● Short exercise
Print the listing that follows, character for character.

● Data records

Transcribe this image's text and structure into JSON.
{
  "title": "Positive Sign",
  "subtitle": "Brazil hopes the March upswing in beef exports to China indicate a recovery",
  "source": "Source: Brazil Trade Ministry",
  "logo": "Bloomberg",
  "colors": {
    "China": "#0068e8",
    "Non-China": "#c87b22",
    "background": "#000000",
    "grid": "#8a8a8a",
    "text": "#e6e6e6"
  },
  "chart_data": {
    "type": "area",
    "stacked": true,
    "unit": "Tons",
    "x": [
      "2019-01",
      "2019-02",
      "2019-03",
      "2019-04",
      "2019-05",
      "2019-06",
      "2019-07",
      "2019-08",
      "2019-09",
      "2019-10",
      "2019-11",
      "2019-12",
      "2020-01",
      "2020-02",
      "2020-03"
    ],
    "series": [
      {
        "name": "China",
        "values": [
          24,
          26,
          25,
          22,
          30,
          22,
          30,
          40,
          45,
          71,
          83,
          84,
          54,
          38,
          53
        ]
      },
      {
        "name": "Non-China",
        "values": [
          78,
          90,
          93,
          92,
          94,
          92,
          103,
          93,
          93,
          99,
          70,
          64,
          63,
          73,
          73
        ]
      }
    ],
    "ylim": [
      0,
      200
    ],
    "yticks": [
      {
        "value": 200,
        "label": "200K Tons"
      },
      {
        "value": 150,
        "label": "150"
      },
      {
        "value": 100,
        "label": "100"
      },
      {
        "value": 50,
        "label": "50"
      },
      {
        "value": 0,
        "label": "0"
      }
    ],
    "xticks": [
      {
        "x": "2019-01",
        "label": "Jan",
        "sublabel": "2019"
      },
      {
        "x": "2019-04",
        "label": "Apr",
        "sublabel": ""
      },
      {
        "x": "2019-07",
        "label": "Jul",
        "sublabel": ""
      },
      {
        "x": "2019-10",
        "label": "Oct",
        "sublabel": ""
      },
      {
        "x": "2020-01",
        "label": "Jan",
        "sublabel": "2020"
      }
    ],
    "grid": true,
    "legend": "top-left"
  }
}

● Response
Transcribe this image's text and structure into JSON.
{
  "title": "Positive Sign",
  "subtitle": "Brazil hopes the March upswing in beef exports to China indicate a recovery",
  "source": "Source: Brazil Trade Ministry",
  "logo": "Bloomberg",
  "colors": {
    "China": "#0068e8",
    "Non-China": "#c87b22",
    "background": "#000000",
    "grid": "#8a8a8a",
    "text": "#e6e6e6"
  },
  "chart_data": {
    "type": "area",
    "stacked": true,
    "unit": "Tons",
    "x": [
      "2019-01",
      "2019-02",
      "2019-03",
      "2019-04",
      "2019-05",
      "2019-06",
      "2019-07",
      "2019-08",
      "2019-09",
      "2019-10",
      "2019-11",
      "2019-12",
      "2020-01",
      "2020-02",
      "2020-03"
    ],
    "series": [
      {
        "name": "China",
        "values": [
          24,
          26,
          25,
          22,
          30,
          22,
          30,
          40,
          45,
          71,
          83,
          84,
          54,
          38,
          53
        ]
      },
      {
        "name": "Non-China",
        "values": [
          78,
          90,
          93,
          92,
          94,
          92,
          103,
          93,
          93,
          99,
          70,
          64,
          63,
          73,
          73
        ]
      }
    ],
    "ylim": [
      0,
      200
    ],
    "yticks": [
      {
        "value": 200,
        "label": "200K Tons"
      },
      {
        "value": 150,
        "label": "150"
      },
      {
        "value": 100,
        "label": "100"
      },
      {
        "value": 50,
        "label": "50"
      },
      {
        "value": 0,
        "label": "0"
      }
    ],
    "xticks": [
      {
        "x": "2019-01",
        "label": "Jan",
        "sublabel": "2019"
      },
      {
        "x": "2019-04",
        "label": "Apr",
        "sublabel": ""
      },
      {
        "x": "2019-07",
        "label": "Jul",
        "sublabel": ""
      },
      {
        "x": "2019-10",
        "label": "Oct",
        "sublabel": ""
      },
      {
        "x": "2020-01",
        "label": "Jan",
        "sublabel": "2020"
      }
    ],
    "grid": true,
    "legend": "top-left"
  }
}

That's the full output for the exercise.